__Requirements__
Transcribe each line of the material as it is, and drop any picture.
○ ○ ○ ○ ○ ○ ○
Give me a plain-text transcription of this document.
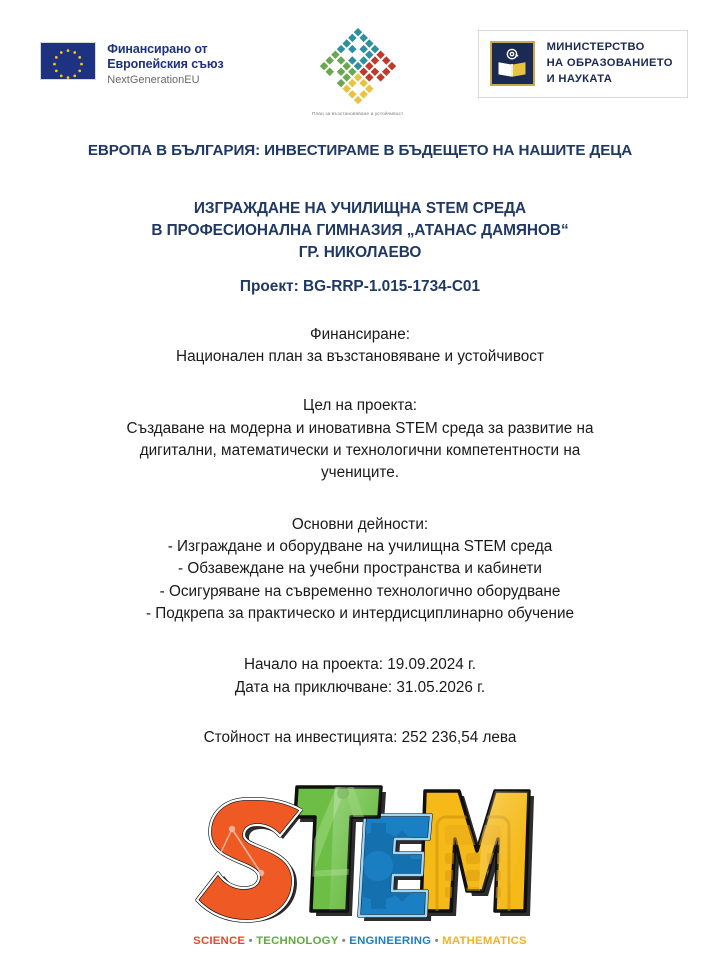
Финансирано от
Европейския съюз
NextGenerationEU
План за възстановяване и устойчивост
МИНИСТЕРСТВО
НА ОБРАЗОВАНИЕТО
И НАУКАТА
ЕВРОПА В БЪЛГАРИЯ: ИНВЕСТИРАМЕ В БЪДЕЩЕТО НА НАШИТЕ ДЕЦА
ИЗГРАЖДАНЕ НА УЧИЛИЩНА STEM СРЕДА
В ПРОФЕСИОНАЛНА ГИМНАЗИЯ „АТАНАС ДАМЯНОВ“
ГР. НИКОЛАЕВО
Проект: BG-RRP-1.015-1734-C01
Финансиране:
Национален план за възстановяване и устойчивост
Цел на проекта:
Създаване на модерна и иновативна STEM среда за развитие на
дигитални, математически и технологични компетентности на
учениците.
Основни дейности:
- Изграждане и оборудване на училищна STEM среда
- Обзавеждане на учебни пространства и кабинети
- Осигуряване на съвременно технологично оборудване
- Подкрепа за практическо и интердисциплинарно обучение
Начало на проекта: 19.09.2024 г.
Дата на приключване: 31.05.2026 г.
Стойност на инвестицията: 252 236,54 лева
SCIENCE • TECHNOLOGY • ENGINEERING • MATHEMATICS
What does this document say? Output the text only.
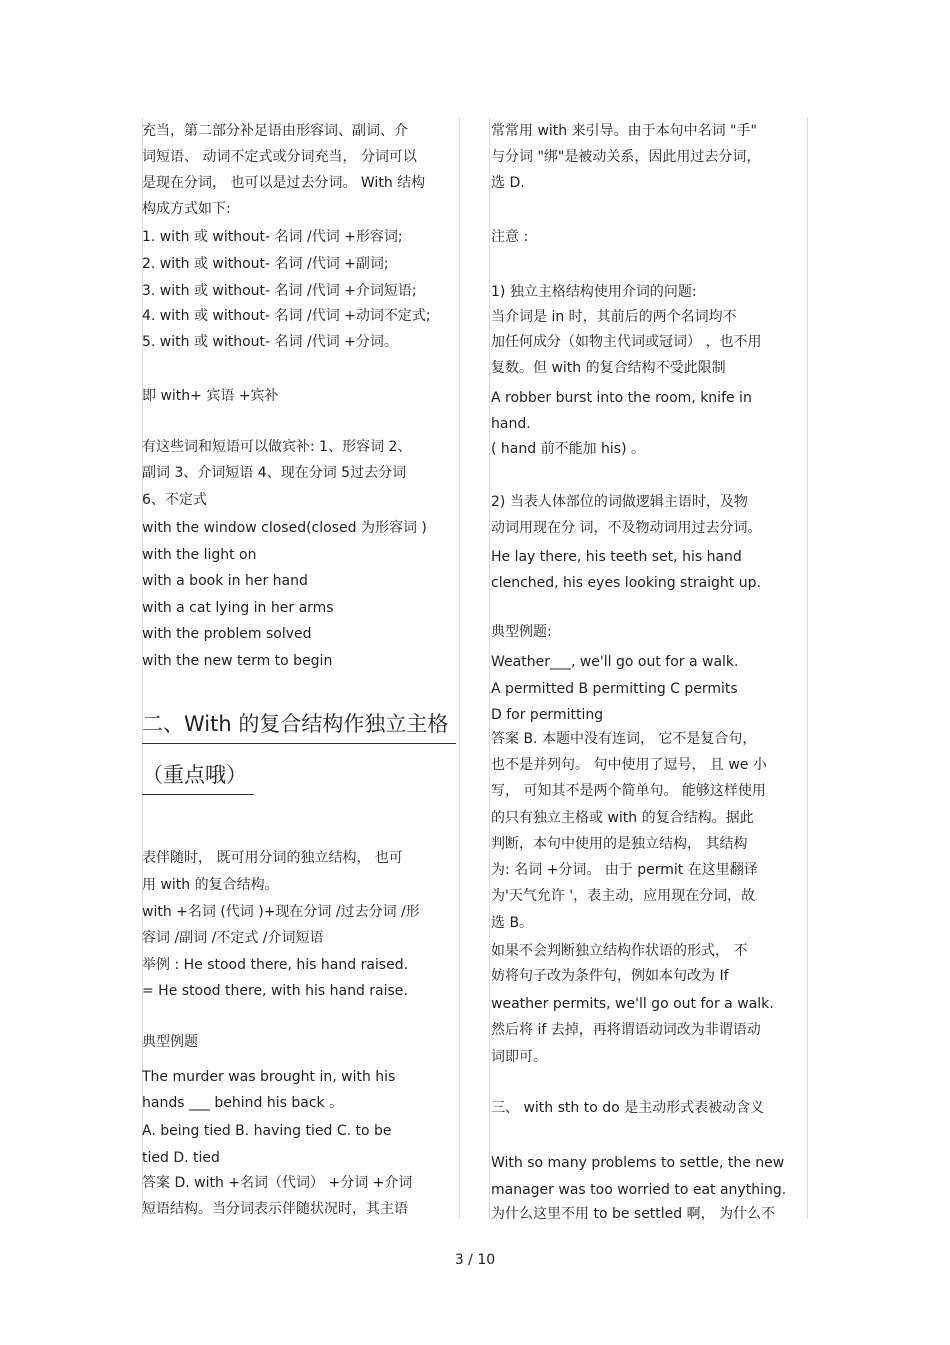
充当，第二部分补足语由形容词、副词、介
词短语、 动词不定式或分词充当， 分词可以
是现在分词， 也可以是过去分词。 With 结构
构成方式如下:
1. with 或 without- 名词 /代词 +形容词;
2. with 或 without- 名词 /代词 +副词;
3. with 或 without- 名词 /代词 +介词短语;
4. with 或 without- 名词 /代词 +动词不定式;
5. with 或 without- 名词 /代词 +分词。
即 with+ 宾语 +宾补
有这些词和短语可以做宾补: 1、形容词 2、
副词 3、介词短语 4、现在分词 5过去分词
6、不定式
with the window closed(closed 为形容词 )
with the light on
with a book in her hand
with a cat lying in her arms
with the problem solved
with the new term to begin
二、With 的复合结构作独立主格
（重点哦）
表伴随时， 既可用分词的独立结构， 也可
用 with 的复合结构。
with +名词 (代词 )+现在分词 /过去分词 /形
容词 /副词 /不定式 /介词短语
举例 : He stood there, his hand raised.
= He stood there, with his hand raise.
典型例题
The murder was brought in, with his
hands ___ behind his back 。
A. being tied B. having tied C. to be
tied D. tied
答案 D. with +名词（代词） +分词 +介词
短语结构。当分词表示伴随状况时，其主语
常常用 with 来引导。由于本句中名词 "手"
与分词 "绑"是被动关系，因此用过去分词，
选 D.
注意 :
1) 独立主格结构使用介词的问题:
当介词是 in 时，其前后的两个名词均不
加任何成分（如物主代词或冠词） ，也不用
复数。但 with 的复合结构不受此限制
A robber burst into the room, knife in
hand.
( hand 前不能加 his) 。
2) 当表人体部位的词做逻辑主语时，及物
动词用现在分 词，不及物动词用过去分词。
He lay there, his teeth set, his hand
clenched, his eyes looking straight up.
典型例题:
Weather___, we'll go out for a walk.
A permitted B permitting C permits
D for permitting
答案 B. 本题中没有连词， 它不是复合句，
也不是并列句。 句中使用了逗号， 且 we 小
写， 可知其不是两个简单句。 能够这样使用
的只有独立主格或 with 的复合结构。据此
判断，本句中使用的是独立结构， 其结构
为: 名词 +分词。 由于 permit 在这里翻译
为'天气允许 '，表主动，应用现在分词，故
选 B。
如果不会判断独立结构作状语的形式， 不
妨将句子改为条件句，例如本句改为 If
weather permits, we'll go out for a walk.
然后将 if 去掉，再将谓语动词改为非谓语动
词即可。
三、 with sth to do 是主动形式表被动含义
With so many problems to settle, the new
manager was too worried to eat anything.
为什么这里不用 to be settled 啊， 为什么不
3 / 10
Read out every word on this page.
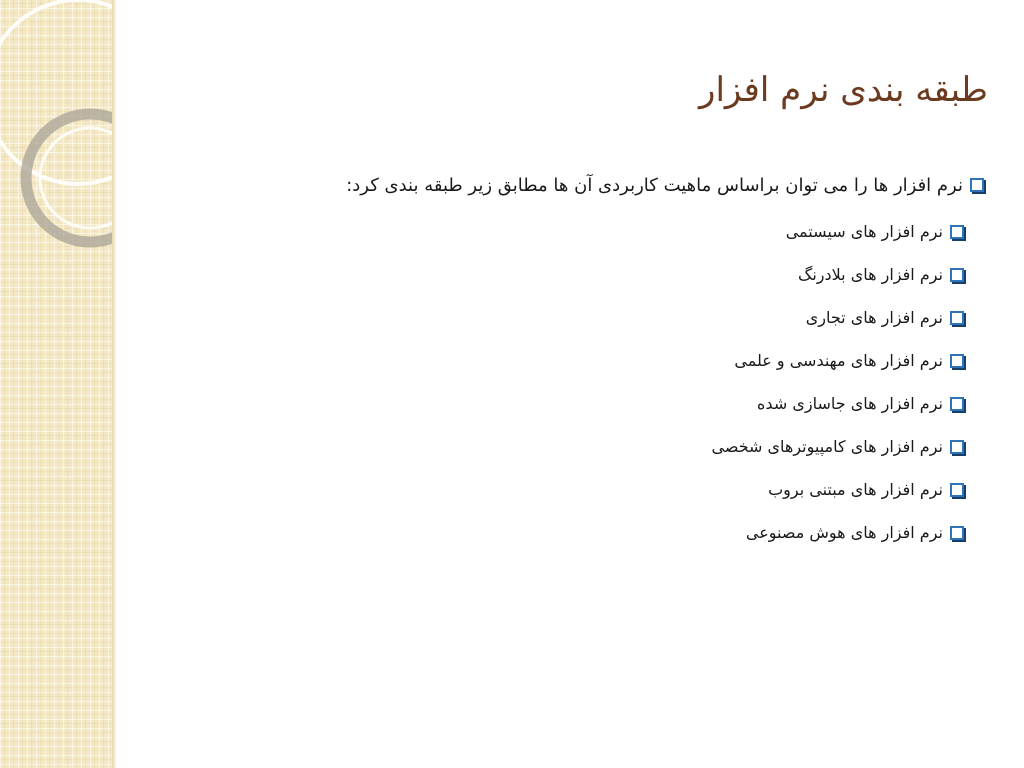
طبقه بندی نرم افزار
نرم افزار ها را می توان براساس ماهیت کاربردی آن ها مطابق زیر طبقه بندی کرد:
نرم افزار های سیستمی
نرم افزار های بلادرنگ
نرم افزار های تجاری
نرم افزار های مهندسی و علمی
نرم افزار های جاسازی شده
نرم افزار های کامپیوترهای شخصی
نرم افزار های مبتنی بروب
نرم افزار های هوش مصنوعی
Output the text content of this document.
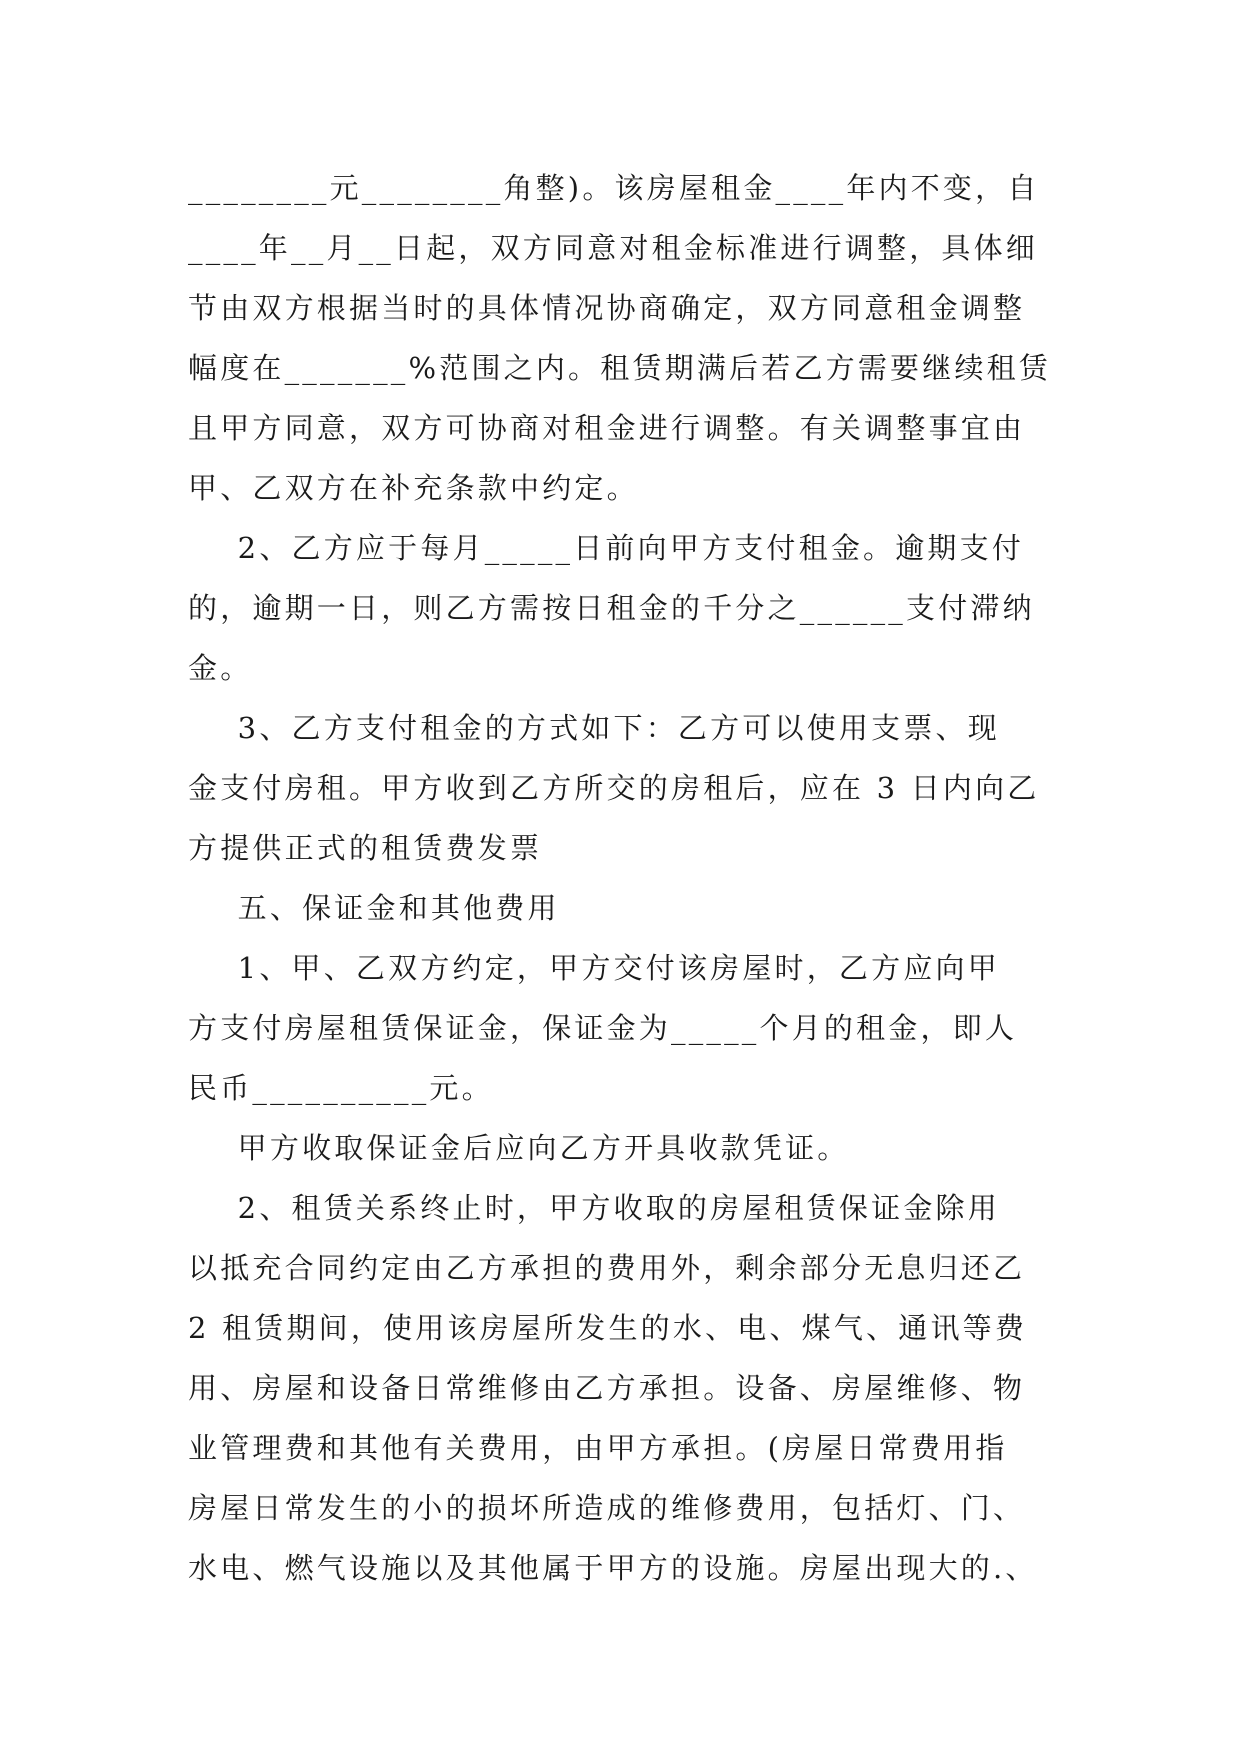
________元________角整)。该房屋租金____年内不变，自
____年__月__日起，双方同意对租金标准进行调整，具体细
节由双方根据当时的具体情况协商确定，双方同意租金调整
幅度在_______%范围之内。租赁期满后若乙方需要继续租赁
且甲方同意，双方可协商对租金进行调整。有关调整事宜由
甲、乙双方在补充条款中约定。
2、乙方应于每月_____日前向甲方支付租金。逾期支付
的，逾期一日，则乙方需按日租金的千分之______支付滞纳
金。
3、乙方支付租金的方式如下：乙方可以使用支票、现
金支付房租。甲方收到乙方所交的房租后，应在 3 日内向乙
方提供正式的租赁费发票
五、保证金和其他费用
1、甲、乙双方约定，甲方交付该房屋时，乙方应向甲
方支付房屋租赁保证金，保证金为_____个月的租金，即人
民币__________元。
甲方收取保证金后应向乙方开具收款凭证。
2、租赁关系终止时，甲方收取的房屋租赁保证金除用
以抵充合同约定由乙方承担的费用外，剩余部分无息归还乙
2 租赁期间，使用该房屋所发生的水、电、煤气、通讯等费
用、房屋和设备日常维修由乙方承担。设备、房屋维修、物
业管理费和其他有关费用，由甲方承担。(房屋日常费用指
房屋日常发生的小的损坏所造成的维修费用，包括灯、门、
水电、燃气设施以及其他属于甲方的设施。房屋出现大的.、
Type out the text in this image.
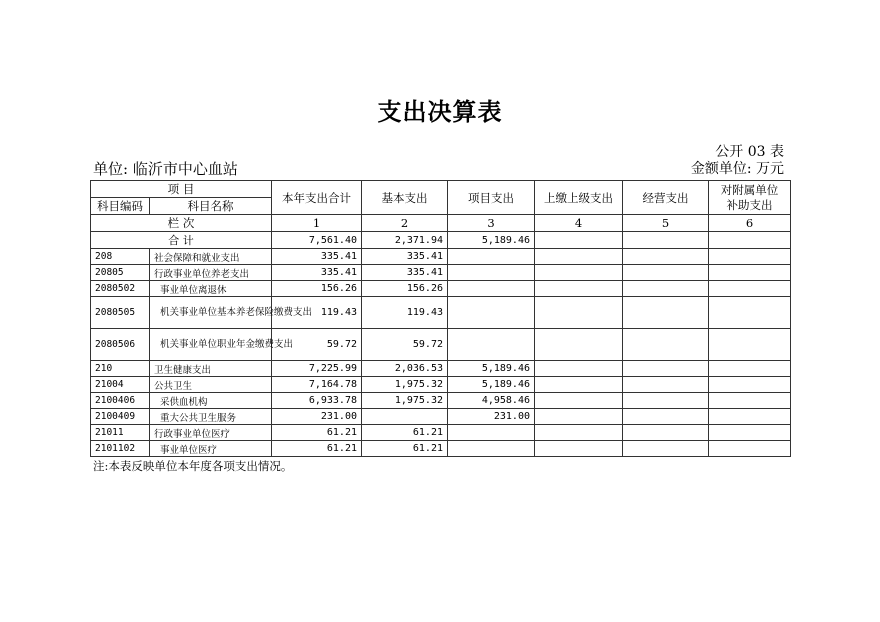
支出决算表
公开 03 表
单位: 临沂市中心血站	金额单位: 万元
项 目		本年支出合计	基本支出	项目支出	上缴上级支出	经营支出	对附属单位
补助支出

科目编码	科目名称						
栏 次		1	2	3	4	5	6
合 计		7,561.40	2,371.94	5,189.46			
208	社会保障和就业支出	335.41	335.41				
20805	行政事业单位养老支出	335.41	335.41				
2080502	事业单位离退休	156.26	156.26				
2080505	机关事业单位基本养老保险缴费支出	119.43	119.43				
2080506	机关事业单位职业年金缴费支出	59.72	59.72				
210	卫生健康支出	7,225.99	2,036.53	5,189.46			
21004	公共卫生	7,164.78	1,975.32	5,189.46			
2100406	采供血机构	6,933.78	1,975.32	4,958.46			
2100409	重大公共卫生服务	231.00		231.00			
21011	行政事业单位医疗	61.21	61.21				
2101102	事业单位医疗	61.21	61.21				
注:本表反映单位本年度各项支出情况。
○ ○ ○ ○ ○ ○ ○
__Solution to this exercise__
Give me a plain-text transcription of this document.
Финансирано от
Европейския съюз
NextGenerationEU
План за възстановяване и устойчивост
МИНИСТЕРСТВО
НА ОБРАЗОВАНИЕТО
И НАУКАТА
ЕВРОПА В БЪЛГАРИЯ: ИНВЕСТИРАМЕ В БЪДЕЩЕТО НА НАШИТЕ ДЕЦА
ИЗГРАЖДАНЕ НА УЧИЛИЩНА STEM СРЕДА
В ПРОФЕСИОНАЛНА ГИМНАЗИЯ „АТАНАС ДАМЯНОВ“
ГР. НИКОЛАЕВО
Проект: BG-RRP-1.015-1734-C01
Финансиране:
Национален план за възстановяване и устойчивост
Цел на проекта:
Създаване на модерна и иновативна STEM среда за развитие на
дигитални, математически и технологични компетентности на
учениците.
Основни дейности:
- Изграждане и оборудване на училищна STEM среда
- Обзавеждане на учебни пространства и кабинети
- Осигуряване на съвременно технологично оборудване
- Подкрепа за практическо и интердисциплинарно обучение
Начало на проекта: 19.09.2024 г.
Дата на приключване: 31.05.2026 г.
Стойност на инвестицията: 252 236,54 лева
SCIENCE • TECHNOLOGY • ENGINEERING • MATHEMATICS
What does this document say? Output the text only.
充当，第二部分补足语由形容词、副词、介
词短语、 动词不定式或分词充当， 分词可以
是现在分词， 也可以是过去分词。 With 结构
构成方式如下:
1. with 或 without- 名词 /代词 +形容词;
2. with 或 without- 名词 /代词 +副词;
3. with 或 without- 名词 /代词 +介词短语;
4. with 或 without- 名词 /代词 +动词不定式;
5. with 或 without- 名词 /代词 +分词。
即 with+ 宾语 +宾补
有这些词和短语可以做宾补: 1、形容词 2、
副词 3、介词短语 4、现在分词 5过去分词
6、不定式
with the window closed(closed 为形容词 )
with the light on
with a book in her hand
with a cat lying in her arms
with the problem solved
with the new term to begin
二、With 的复合结构作独立主格
（重点哦）
表伴随时， 既可用分词的独立结构， 也可
用 with 的复合结构。
with +名词 (代词 )+现在分词 /过去分词 /形
容词 /副词 /不定式 /介词短语
举例 : He stood there, his hand raised.
= He stood there, with his hand raise.
典型例题
The murder was brought in, with his
hands ___ behind his back 。
A. being tied B. having tied C. to be
tied D. tied
答案 D. with +名词（代词） +分词 +介词
短语结构。当分词表示伴随状况时，其主语
常常用 with 来引导。由于本句中名词 "手"
与分词 "绑"是被动关系，因此用过去分词，
选 D.
注意 :
1) 独立主格结构使用介词的问题:
当介词是 in 时，其前后的两个名词均不
加任何成分（如物主代词或冠词） ，也不用
复数。但 with 的复合结构不受此限制
A robber burst into the room, knife in
hand.
( hand 前不能加 his) 。
2) 当表人体部位的词做逻辑主语时，及物
动词用现在分 词，不及物动词用过去分词。
He lay there, his teeth set, his hand
clenched, his eyes looking straight up.
典型例题:
Weather___, we'll go out for a walk.
A permitted B permitting C permits
D for permitting
答案 B. 本题中没有连词， 它不是复合句，
也不是并列句。 句中使用了逗号， 且 we 小
写， 可知其不是两个简单句。 能够这样使用
的只有独立主格或 with 的复合结构。据此
判断，本句中使用的是独立结构， 其结构
为: 名词 +分词。 由于 permit 在这里翻译
为'天气允许 '，表主动，应用现在分词，故
选 B。
如果不会判断独立结构作状语的形式， 不
妨将句子改为条件句，例如本句改为 If
weather permits, we'll go out for a walk.
然后将 if 去掉，再将谓语动词改为非谓语动
词即可。
三、 with sth to do 是主动形式表被动含义
With so many problems to settle, the new
manager was too worried to eat anything.
为什么这里不用 to be settled 啊， 为什么不
3 / 10
Read out every word on this page.
طبقه بندی نرم افزار
نرم افزار ها را می توان براساس ماهیت کاربردی آن ها مطابق زیر طبقه بندی کرد:
نرم افزار های سیستمی
نرم افزار های بلادرنگ
نرم افزار های تجاری
نرم افزار های مهندسی و علمی
نرم افزار های جاسازی شده
نرم افزار های کامپیوترهای شخصی
نرم افزار های مبتنی بروب
نرم افزار های هوش مصنوعی
Output the text content of this document.
________元________角整)。该房屋租金____年内不变，自
____年__月__日起，双方同意对租金标准进行调整，具体细
节由双方根据当时的具体情况协商确定，双方同意租金调整
幅度在_______%范围之内。租赁期满后若乙方需要继续租赁
且甲方同意，双方可协商对租金进行调整。有关调整事宜由
甲、乙双方在补充条款中约定。
2、乙方应于每月_____日前向甲方支付租金。逾期支付
的，逾期一日，则乙方需按日租金的千分之______支付滞纳
金。
3、乙方支付租金的方式如下：乙方可以使用支票、现
金支付房租。甲方收到乙方所交的房租后，应在 3 日内向乙
方提供正式的租赁费发票
五、保证金和其他费用
1、甲、乙双方约定，甲方交付该房屋时，乙方应向甲
方支付房屋租赁保证金，保证金为_____个月的租金，即人
民币__________元。
甲方收取保证金后应向乙方开具收款凭证。
2、租赁关系终止时，甲方收取的房屋租赁保证金除用
以抵充合同约定由乙方承担的费用外，剩余部分无息归还乙
2 租赁期间，使用该房屋所发生的水、电、煤气、通讯等费
用、房屋和设备日常维修由乙方承担。设备、房屋维修、物
业管理费和其他有关费用，由甲方承担。(房屋日常费用指
房屋日常发生的小的损坏所造成的维修费用，包括灯、门、
水电、燃气设施以及其他属于甲方的设施。房屋出现大的.、
Type out the text in this image.
支出决算表
公开 03 表
单位: 临沂市中心血站	金额单位: 万元
项 目		本年支出合计	基本支出	项目支出	上缴上级支出	经营支出	对附属单位
补助支出

科目编码	科目名称						
栏 次		1	2	3	4	5	6
合 计		7,561.40	2,371.94	5,189.46			
208	社会保障和就业支出	335.41	335.41				
20805	行政事业单位养老支出	335.41	335.41				
2080502	事业单位离退休	156.26	156.26				
2080505	机关事业单位基本养老保险缴费支出	119.43	119.43				
2080506	机关事业单位职业年金缴费支出	59.72	59.72				
210	卫生健康支出	7,225.99	2,036.53	5,189.46			
21004	公共卫生	7,164.78	1,975.32	5,189.46			
2100406	采供血机构	6,933.78	1,975.32	4,958.46			
2100409	重大公共卫生服务	231.00		231.00			
21011	行政事业单位医疗	61.21	61.21				
2101102	事业单位医疗	61.21	61.21				
注:本表反映单位本年度各项支出情况。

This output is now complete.